- What is expected -
Restate the data exactly as given and keep the pictures out.

- Dataset extract -
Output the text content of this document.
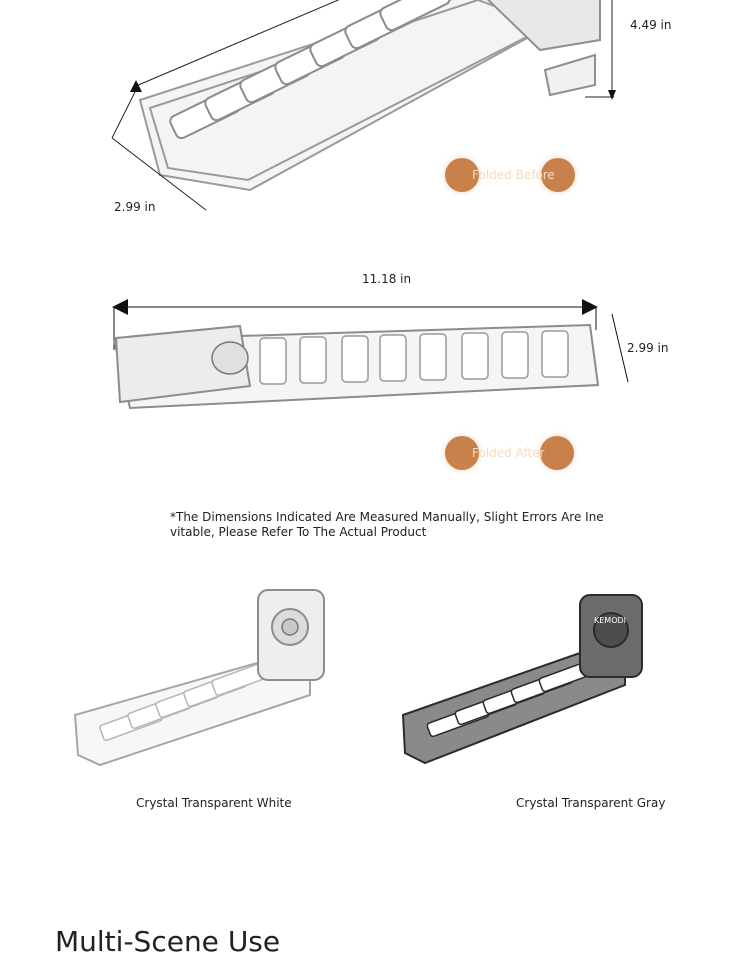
4.49 in
2.99 in
Folded Before
11.18 in
2.99 in
Folded After
*The Dimensions Indicated Are Measured Manually, Slight Errors Are Inevitable, Please Refer To The Actual Product
KEMODI
Crystal Transparent White	Crystal Transparent Gray
Multi-Scene Use
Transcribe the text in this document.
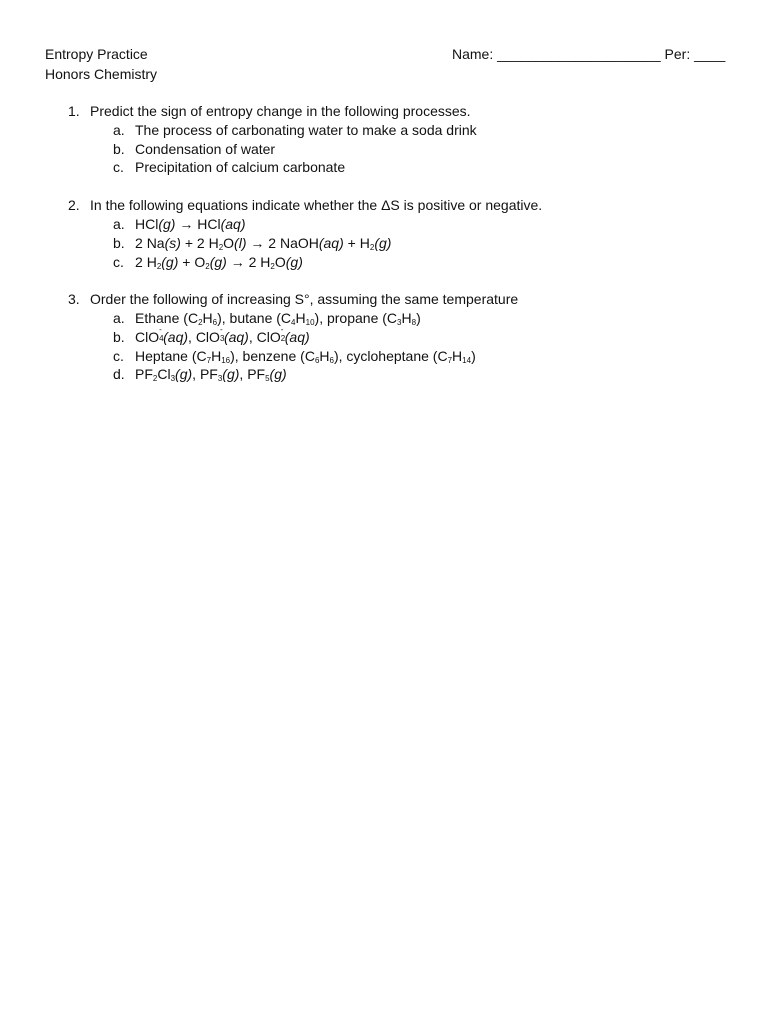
Entropy Practice
Honors Chemistry
Name: _____________________ Per: ____
1. Predict the sign of entropy change in the following processes.
a. The process of carbonating water to make a soda drink
b. Condensation of water
c. Precipitation of calcium carbonate
2. In the following equations indicate whether the ΔS is positive or negative.
a. HCl(g) → HCl(aq)
b. 2 Na(s) + 2 $H_2O(l) \to 2$ NaOH(aq) + $H_2(g)$
c. 2 $H_2(g) + O_2(g) \to 2$ $H_2O(g)$
3. Order the following of increasing S°, assuming the same temperature
a. Ethane $(C_2H_6)$, butane $(C_4H_{10})$, propane $(C_3H_8)$
b. ClO -
4 (aq), ClO -
3 (aq), ClO -
2 (aq)
c. Heptane $(C_7H_{16})$, benzene $(C_6H_6)$, cycloheptane $(C_7H_{14})$
d. $PF_2Cl_3(g)$, $PF_3(g)$, $PF_5(g)$
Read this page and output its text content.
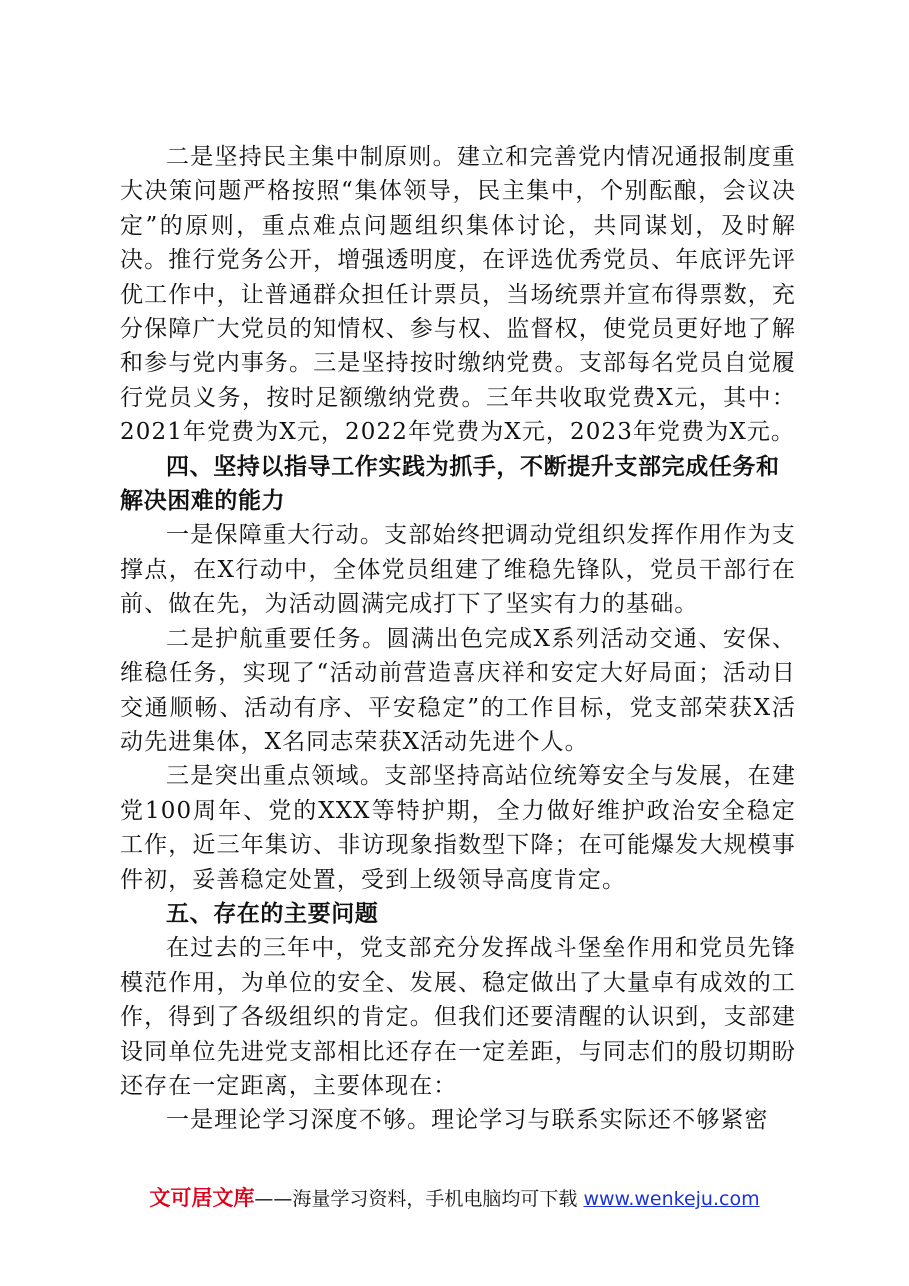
二是坚持民主集中制原则。建立和完善党内情况通报制度重大决策问题严格按照“集体领导，民主集中，个别酝酿，会议决定”的原则，重点难点问题组织集体讨论，共同谋划，及时解决。推行党务公开，增强透明度，在评选优秀党员、年底评先评优工作中，让普通群众担任计票员，当场统票并宣布得票数，充分保障广大党员的知情权、参与权、监督权，使党员更好地了解和参与党内事务。三是坚持按时缴纳党费。支部每名党员自觉履行党员义务，按时足额缴纳党费。三年共收取党费X元，其中：2021年党费为X元，2022年党费为X元，2023年党费为X元。

四、坚持以指导工作实践为抓手，不断提升支部完成任务和解决困难的能力

一是保障重大行动。支部始终把调动党组织发挥作用作为支撑点，在X行动中，全体党员组建了维稳先锋队，党员干部行在前、做在先，为活动圆满完成打下了坚实有力的基础。

二是护航重要任务。圆满出色完成X系列活动交通、安保、维稳任务，实现了“活动前营造喜庆祥和安定大好局面；活动日交通顺畅、活动有序、平安稳定”的工作目标，党支部荣获X活动先进集体，X名同志荣获X活动先进个人。

三是突出重点领域。支部坚持高站位统筹安全与发展，在建党100周年、党的XXX等特护期，全力做好维护政治安全稳定工作，近三年集访、非访现象指数型下降；在可能爆发大规模事件初，妥善稳定处置，受到上级领导高度肯定。

五、存在的主要问题

在过去的三年中，党支部充分发挥战斗堡垒作用和党员先锋模范作用，为单位的安全、发展、稳定做出了大量卓有成效的工作，得到了各级组织的肯定。但我们还要清醒的认识到，支部建设同单位先进党支部相比还存在一定差距，与同志们的殷切期盼还存在一定距离，主要体现在：

一是理论学习深度不够。理论学习与联系实际还不够紧密

文可居文库——海量学习资料，手机电脑均可下载 www.wenkeju.com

- Finished task -
Output the text content of this document.
4.49 in
2.99 in
Folded Before
11.18 in
2.99 in
Folded After
*The Dimensions Indicated Are Measured Manually, Slight Errors Are Inevitable, Please Refer To The Actual Product
KEMODI
Crystal Transparent White	Crystal Transparent Gray
Multi-Scene Use
Transcribe the text in this document.
Entropy Practice
Honors Chemistry
Name: _____________________ Per: ____
1. Predict the sign of entropy change in the following processes.
a. The process of carbonating water to make a soda drink
b. Condensation of water
c. Precipitation of calcium carbonate
2. In the following equations indicate whether the ΔS is positive or negative.
a. HCl(g) → HCl(aq)
b. 2 Na(s) + 2 $H_2O(l) \to 2$ NaOH(aq) + $H_2(g)$
c. 2 $H_2(g) + O_2(g) \to 2$ $H_2O(g)$
3. Order the following of increasing S°, assuming the same temperature
a. Ethane $(C_2H_6)$, butane $(C_4H_{10})$, propane $(C_3H_8)$
b. ClO -
4 (aq), ClO -
3 (aq), ClO -
2 (aq)
c. Heptane $(C_7H_{16})$, benzene $(C_6H_6)$, cycloheptane $(C_7H_{14})$
d. $PF_2Cl_3(g)$, $PF_3(g)$, $PF_5(g)$
Read this page and output its text content.
二是坚持民主集中制原则。建立和完善党内情况通报制度重大决策问题严格按照“集体领导，民主集中，个别酝酿，会议决定”的原则，重点难点问题组织集体讨论，共同谋划，及时解决。推行党务公开，增强透明度，在评选优秀党员、年底评先评优工作中，让普通群众担任计票员，当场统票并宣布得票数，充分保障广大党员的知情权、参与权、监督权，使党员更好地了解和参与党内事务。三是坚持按时缴纳党费。支部每名党员自觉履行党员义务，按时足额缴纳党费。三年共收取党费X元，其中：2021年党费为X元，2022年党费为X元，2023年党费为X元。

四、坚持以指导工作实践为抓手，不断提升支部完成任务和解决困难的能力

一是保障重大行动。支部始终把调动党组织发挥作用作为支撑点，在X行动中，全体党员组建了维稳先锋队，党员干部行在前、做在先，为活动圆满完成打下了坚实有力的基础。

二是护航重要任务。圆满出色完成X系列活动交通、安保、维稳任务，实现了“活动前营造喜庆祥和安定大好局面；活动日交通顺畅、活动有序、平安稳定”的工作目标，党支部荣获X活动先进集体，X名同志荣获X活动先进个人。

三是突出重点领域。支部坚持高站位统筹安全与发展，在建党100周年、党的XXX等特护期，全力做好维护政治安全稳定工作，近三年集访、非访现象指数型下降；在可能爆发大规模事件初，妥善稳定处置，受到上级领导高度肯定。

五、存在的主要问题

在过去的三年中，党支部充分发挥战斗堡垒作用和党员先锋模范作用，为单位的安全、发展、稳定做出了大量卓有成效的工作，得到了各级组织的肯定。但我们还要清醒的认识到，支部建设同单位先进党支部相比还存在一定差距，与同志们的殷切期盼还存在一定距离，主要体现在：

一是理论学习深度不够。理论学习与联系实际还不够紧密

文可居文库——海量学习资料，手机电脑均可下载 www.wenkeju.com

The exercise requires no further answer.